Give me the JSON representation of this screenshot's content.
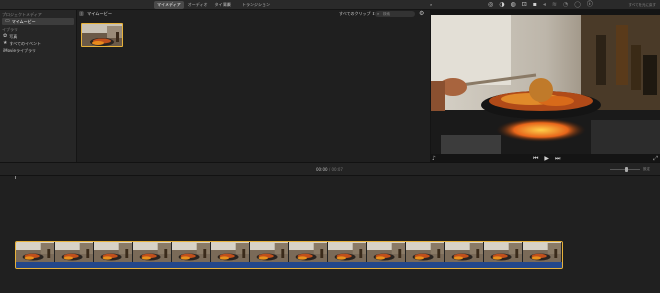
{
  "toolbar": {
    "tabs": [
      {
        "label": "マイメディア",
        "active": true
      },
      {
        "label": "オーディオ",
        "active": false
      },
      {
        "label": "タイトル",
        "active": false
      }
    ],
    "bg_label": "背景",
    "transition_label": "トランジション",
    "right_hint": "すべてを元に戻す",
    "tool_icons": [
      "magic-wand-icon",
      "color-balance-icon",
      "color-correction-icon",
      "crop-icon",
      "stabilization-icon",
      "volume-icon",
      "noise-reduction-icon",
      "speed-icon",
      "filter-icon",
      "info-icon"
    ]
  },
  "sidebar": {
    "project_media_label": "プロジェクトメディア",
    "library_label": "イブラリ",
    "items": [
      {
        "label": "マイムービー",
        "icon": "film-icon",
        "selected": true
      },
      {
        "label": "写真",
        "icon": "photos-icon",
        "selected": false
      },
      {
        "label": "すべてのイベント",
        "icon": "star-icon",
        "selected": false
      },
      {
        "label": "iMovieライブラリ",
        "icon": "",
        "selected": false
      }
    ]
  },
  "browser": {
    "title": "マイムービー",
    "filter_label": "すべてのクリップ ⇕",
    "search_placeholder": "検索"
  },
  "viewer": {
    "controls": [
      "skip-back-icon",
      "play-icon",
      "skip-forward-icon"
    ]
  },
  "timeline": {
    "current_time": "00:00",
    "total_time": "00:07",
    "settings_label": "設定",
    "frame_count": 14
  },
  "colors": {
    "accent": "#e7b23b",
    "audio": "#24478a",
    "background": "#1e1e1e"
  }
}
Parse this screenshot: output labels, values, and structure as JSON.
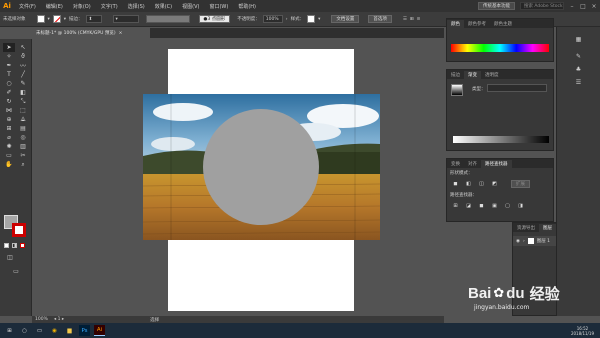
{
  "app": {
    "logo": "Ai"
  },
  "menubar": {
    "items": [
      "文件(F)",
      "编辑(E)",
      "对象(O)",
      "文字(T)",
      "选择(S)",
      "效果(C)",
      "视图(V)",
      "窗口(W)",
      "帮助(H)"
    ],
    "workspace_label": "传统基本功能",
    "search_placeholder": "搜索 Adobe Stock"
  },
  "controlbar": {
    "selection_label": "未选择对象",
    "stroke_label": "描边：",
    "brush_label": "3 点圆形",
    "opacity_label": "不透明度：",
    "opacity_value": "100%",
    "style_label": "样式：",
    "doc_setup": "文档设置",
    "preferences": "首选项"
  },
  "document": {
    "tab_title": "未标题-1* @ 100% (CMYK/GPU 预览)",
    "zoom": "100%",
    "status": "选择"
  },
  "panels": {
    "color": {
      "tabs": [
        "颜色",
        "颜色参考",
        "颜色主题"
      ]
    },
    "gradient": {
      "tabs": [
        "描边",
        "渐变",
        "透明度"
      ],
      "type_label": "类型："
    },
    "pathfinder": {
      "tabs": [
        "变换",
        "对齐",
        "路径查找器"
      ],
      "shape_modes": "形状模式：",
      "pathfinders": "路径查找器：",
      "expand": "扩展"
    },
    "layers": {
      "tabs": [
        "资源导出",
        "图层"
      ],
      "layer_name": "图层 1"
    }
  },
  "taskbar": {
    "time": "16:52",
    "date": "2018/11/19"
  },
  "watermark": {
    "brand": "Bai",
    "brand2": "du",
    "cn": "经验",
    "url": "jingyan.baidu.com"
  },
  "colors": {
    "accent": "#ff9a00",
    "circle": "#a0a0a0",
    "canvas": "#535353"
  }
}
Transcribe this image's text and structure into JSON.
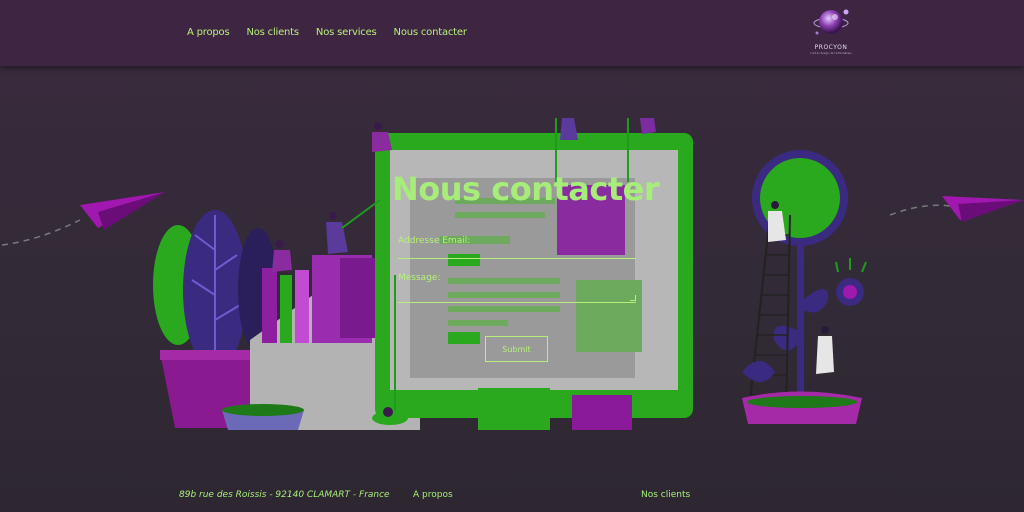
{
  "nav": {
    "items": [
      {
        "label": "A propos"
      },
      {
        "label": "Nos clients"
      },
      {
        "label": "Nos services"
      },
      {
        "label": "Nous contacter"
      }
    ]
  },
  "logo": {
    "name": "PROCYON",
    "tagline": "L'art du design, de l'informatique"
  },
  "contact_form": {
    "title": "Nous contacter",
    "email_label": "Addresse Email:",
    "email_value": "",
    "message_label": "Message:",
    "message_value": "",
    "submit_label": "Submit"
  },
  "footer": {
    "address": "89b rue des Roissis - 92140 CLAMART - France",
    "link_about": "A propos",
    "link_clients": "Nos clients"
  },
  "colors": {
    "accent_green": "#a6ed7a",
    "header_bg": "#3e2541",
    "page_bg": "#322a36",
    "illustration_purple": "#8a1a9a",
    "illustration_green": "#1f9c1c"
  }
}
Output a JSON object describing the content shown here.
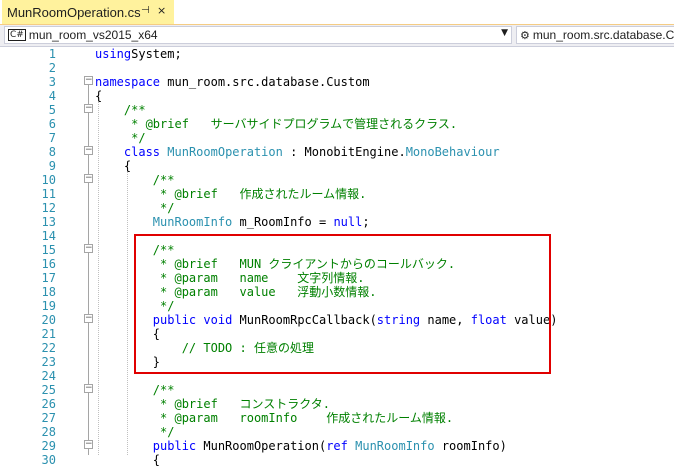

——

Required task:
Copy the records exactly. Skip the pictures.

Result of the exercise:
Give me the JSON representation of this screenshot's content.
{
  "toolbar": {
    "tabs": [
      {
        "label": "マイメディア",
        "active": true
      },
      {
        "label": "オーディオ",
        "active": false
      },
      {
        "label": "タイトル",
        "active": false
      }
    ],
    "bg_label": "背景",
    "transition_label": "トランジション",
    "right_hint": "すべてを元に戻す",
    "tool_icons": [
      "magic-wand-icon",
      "color-balance-icon",
      "color-correction-icon",
      "crop-icon",
      "stabilization-icon",
      "volume-icon",
      "noise-reduction-icon",
      "speed-icon",
      "filter-icon",
      "info-icon"
    ]
  },
  "sidebar": {
    "project_media_label": "プロジェクトメディア",
    "library_label": "イブラリ",
    "items": [
      {
        "label": "マイムービー",
        "icon": "film-icon",
        "selected": true
      },
      {
        "label": "写真",
        "icon": "photos-icon",
        "selected": false
      },
      {
        "label": "すべてのイベント",
        "icon": "star-icon",
        "selected": false
      },
      {
        "label": "iMovieライブラリ",
        "icon": "",
        "selected": false
      }
    ]
  },
  "browser": {
    "title": "マイムービー",
    "filter_label": "すべてのクリップ ⇕",
    "search_placeholder": "検索"
  },
  "viewer": {
    "controls": [
      "skip-back-icon",
      "play-icon",
      "skip-forward-icon"
    ]
  },
  "timeline": {
    "current_time": "00:00",
    "total_time": "00:07",
    "settings_label": "設定",
    "frame_count": 14
  },
  "colors": {
    "accent": "#e7b23b",
    "audio": "#24478a",
    "background": "#1e1e1e"
  }
}
Parse this screenshot: output labels, values, and structure as JSON.
{
  "app": {
    "logo": "Ai"
  },
  "menubar": {
    "items": [
      "文件(F)",
      "编辑(E)",
      "对象(O)",
      "文字(T)",
      "选择(S)",
      "效果(C)",
      "视图(V)",
      "窗口(W)",
      "帮助(H)"
    ],
    "workspace_label": "传统基本功能",
    "search_placeholder": "搜索 Adobe Stock"
  },
  "controlbar": {
    "selection_label": "未选择对象",
    "stroke_label": "描边：",
    "brush_label": "3 点圆形",
    "opacity_label": "不透明度：",
    "opacity_value": "100%",
    "style_label": "样式：",
    "doc_setup": "文档设置",
    "preferences": "首选项"
  },
  "document": {
    "tab_title": "未标题-1* @ 100% (CMYK/GPU 预览)",
    "zoom": "100%",
    "status": "选择"
  },
  "panels": {
    "color": {
      "tabs": [
        "颜色",
        "颜色参考",
        "颜色主题"
      ]
    },
    "gradient": {
      "tabs": [
        "描边",
        "渐变",
        "透明度"
      ],
      "type_label": "类型："
    },
    "pathfinder": {
      "tabs": [
        "变换",
        "对齐",
        "路径查找器"
      ],
      "shape_modes": "形状模式：",
      "pathfinders": "路径查找器：",
      "expand": "扩展"
    },
    "layers": {
      "tabs": [
        "资源导出",
        "图层"
      ],
      "layer_name": "图层 1"
    }
  },
  "taskbar": {
    "time": "16:52",
    "date": "2018/11/19"
  },
  "watermark": {
    "brand": "Bai",
    "brand2": "du",
    "cn": "经验",
    "url": "jingyan.baidu.com"
  },
  "colors": {
    "accent": "#ff9a00",
    "circle": "#a0a0a0",
    "canvas": "#535353"
  }
}
Transcribe this image's text and structure into JSON.
{
  "nav": {
    "items": [
      {
        "label": "A propos"
      },
      {
        "label": "Nos clients"
      },
      {
        "label": "Nos services"
      },
      {
        "label": "Nous contacter"
      }
    ]
  },
  "logo": {
    "name": "PROCYON",
    "tagline": "L'art du design, de l'informatique"
  },
  "contact_form": {
    "title": "Nous contacter",
    "email_label": "Addresse Email:",
    "email_value": "",
    "message_label": "Message:",
    "message_value": "",
    "submit_label": "Submit"
  },
  "footer": {
    "address": "89b rue des Roissis - 92140 CLAMART - France",
    "link_about": "A propos",
    "link_clients": "Nos clients"
  },
  "colors": {
    "accent_green": "#a6ed7a",
    "header_bg": "#3e2541",
    "page_bg": "#322a36",
    "illustration_purple": "#8a1a9a",
    "illustration_green": "#1f9c1c"
  }
}
Output a JSON object describing the content shown here.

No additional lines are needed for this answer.